[BEGIN]
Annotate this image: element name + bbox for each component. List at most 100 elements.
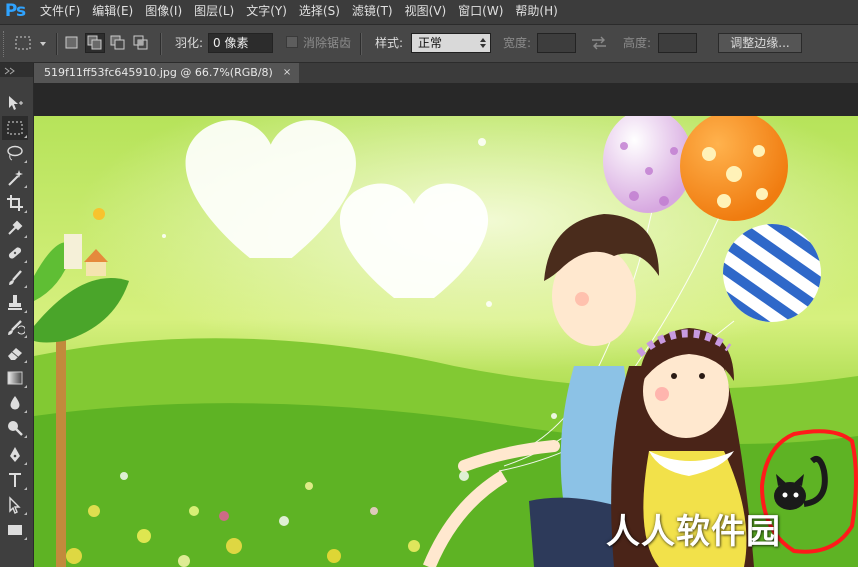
- width-input[interactable]: [537, 33, 576, 53]
- tree-house: [64, 234, 82, 269]
- refine-edge-button[interactable]: 调整边缘...: [718, 33, 802, 53]
- antialias-label: 消除锯齿: [303, 36, 352, 50]
- new-selection-button[interactable]: [62, 33, 82, 53]
- tool-submenu-indicator: [24, 185, 27, 188]
- tool-submenu-indicator: [24, 260, 27, 263]
- options-grip: [3, 31, 7, 57]
- subtract-from-selection-button[interactable]: [108, 33, 128, 53]
- tool-submenu-indicator: [24, 310, 27, 313]
- new-selection-icon: [65, 36, 78, 49]
- select-arrows-icon: [480, 38, 486, 48]
- cat-eye: [793, 492, 799, 498]
- menu-image[interactable]: 图像(I): [139, 0, 188, 24]
- spot-healing-tool[interactable]: [2, 241, 28, 265]
- photoshop-logo: Ps: [4, 1, 26, 21]
- drop-icon: [10, 396, 20, 410]
- close-tab-icon[interactable]: ×: [283, 63, 291, 83]
- toolbar-header: [0, 63, 33, 77]
- antialias-checkbox[interactable]: [286, 36, 298, 48]
- menu-select[interactable]: 选择(S): [293, 0, 346, 24]
- style-select-value: 正常: [418, 36, 443, 50]
- tool-submenu-indicator: [24, 410, 27, 413]
- menu-layer[interactable]: 图层(L): [188, 0, 240, 24]
- house-body: [86, 262, 106, 276]
- gradient-tool[interactable]: [2, 366, 28, 390]
- clone-stamp-tool[interactable]: [2, 291, 28, 315]
- girl-cheek: [655, 387, 669, 401]
- gradient-icon: [7, 371, 23, 385]
- separator: [360, 33, 362, 55]
- feather-input[interactable]: 0 像素: [208, 33, 273, 53]
- pen-tool[interactable]: [2, 443, 28, 467]
- height-label: 高度:: [623, 36, 652, 50]
- document-tab[interactable]: 519f11ff53fc645910.jpg @ 66.7%(RGB/8) ×: [34, 63, 300, 83]
- brush-icon: [9, 270, 22, 285]
- intersect-selection-icon: [133, 35, 148, 50]
- magic-wand-icon: [8, 170, 23, 186]
- menu-file[interactable]: 文件(F): [34, 0, 86, 24]
- type-icon: [9, 473, 21, 487]
- add-selection-icon: [87, 35, 102, 50]
- menu-view[interactable]: 视图(V): [399, 0, 453, 24]
- collapse-arrows-icon: [4, 67, 15, 75]
- move-tool[interactable]: [2, 91, 28, 115]
- tool-submenu-indicator: [24, 462, 27, 465]
- illustration: [34, 116, 858, 567]
- tree-trunk: [56, 336, 66, 567]
- image-canvas[interactable]: 人人软件园: [34, 116, 858, 567]
- document-title: 519f11ff53fc645910.jpg @ 66.7%(RGB/8): [44, 66, 273, 79]
- pen-icon: [10, 447, 20, 462]
- separator: [56, 33, 58, 55]
- history-brush-icon: [8, 320, 25, 335]
- rectangle-tool[interactable]: [2, 518, 28, 542]
- lasso-tool[interactable]: [2, 141, 28, 165]
- magic-wand-tool[interactable]: [2, 166, 28, 190]
- style-label: 样式:: [375, 36, 404, 50]
- swap-dimensions-button[interactable]: [590, 35, 608, 51]
- tool-submenu-indicator: [24, 537, 27, 540]
- swap-arrows-icon: [592, 36, 606, 50]
- rectangular-marquee-tool[interactable]: [2, 116, 28, 140]
- eyedropper-tool[interactable]: [2, 216, 28, 240]
- eraser-tool[interactable]: [2, 341, 28, 365]
- dodge-tool[interactable]: [2, 416, 28, 440]
- bandage-icon: [8, 247, 22, 259]
- move-icon: [9, 96, 23, 110]
- path-selection-tool[interactable]: [2, 493, 28, 517]
- path-select-icon: [9, 496, 21, 514]
- tools-panel: [0, 63, 34, 567]
- dodge-icon: [8, 421, 23, 436]
- menu-list: 文件(F) 编辑(E) 图像(I) 图层(L) 文字(Y) 选择(S) 滤镜(T…: [34, 0, 564, 24]
- feather-label: 羽化:: [175, 36, 204, 50]
- tool-submenu-indicator: [24, 335, 27, 338]
- history-brush-tool[interactable]: [2, 316, 28, 340]
- tool-submenu-indicator: [24, 235, 27, 238]
- subtract-selection-icon: [110, 35, 125, 50]
- intersect-selection-button[interactable]: [131, 33, 151, 53]
- tree-flower: [93, 208, 105, 220]
- eraser-icon: [8, 348, 22, 360]
- brush-tool[interactable]: [2, 266, 28, 290]
- crop-tool[interactable]: [2, 191, 28, 215]
- add-to-selection-button[interactable]: [85, 33, 105, 53]
- marquee-icon: [7, 121, 23, 135]
- blur-tool[interactable]: [2, 391, 28, 415]
- tool-submenu-indicator: [24, 360, 27, 363]
- tool-submenu-indicator: [24, 487, 27, 490]
- cat-eye: [782, 492, 788, 498]
- menu-edit[interactable]: 编辑(E): [86, 0, 139, 24]
- menu-window[interactable]: 窗口(W): [452, 0, 509, 24]
- menu-filter[interactable]: 滤镜(T): [346, 0, 399, 24]
- crop-icon: [7, 195, 23, 211]
- tool-submenu-indicator: [24, 385, 27, 388]
- type-tool[interactable]: [2, 468, 28, 492]
- height-input[interactable]: [658, 33, 697, 53]
- menu-type[interactable]: 文字(Y): [240, 0, 293, 24]
- boy-cheek: [575, 292, 589, 306]
- style-select[interactable]: 正常: [411, 33, 491, 53]
- stamp-icon: [8, 295, 22, 310]
- menu-help[interactable]: 帮助(H): [509, 0, 563, 24]
- tool-preset-picker[interactable]: [14, 34, 50, 54]
- watermark: 人人软件园: [606, 512, 781, 552]
- girl-eye: [671, 373, 677, 379]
[END]
BRIEF: Convert the lines of the material above, from the line containing "- width-input[interactable]: [537, 33, 576, 53]" up to and including the line containing "- tool-submenu-indicator: [24, 185, 27, 188]", into a JSON list of strings with one string per line.

OUTPUT:
[
  "- width-input[interactable]: [537, 33, 576, 53]",
  "- tree-house: [64, 234, 82, 269]",
  "- refine-edge-button[interactable]: 调整边缘...: [718, 33, 802, 53]",
  "- antialias-label: 消除锯齿: [303, 36, 352, 50]",
  "- new-selection-button[interactable]: [62, 33, 82, 53]",
  "- tool-submenu-indicator: [24, 185, 27, 188]"
]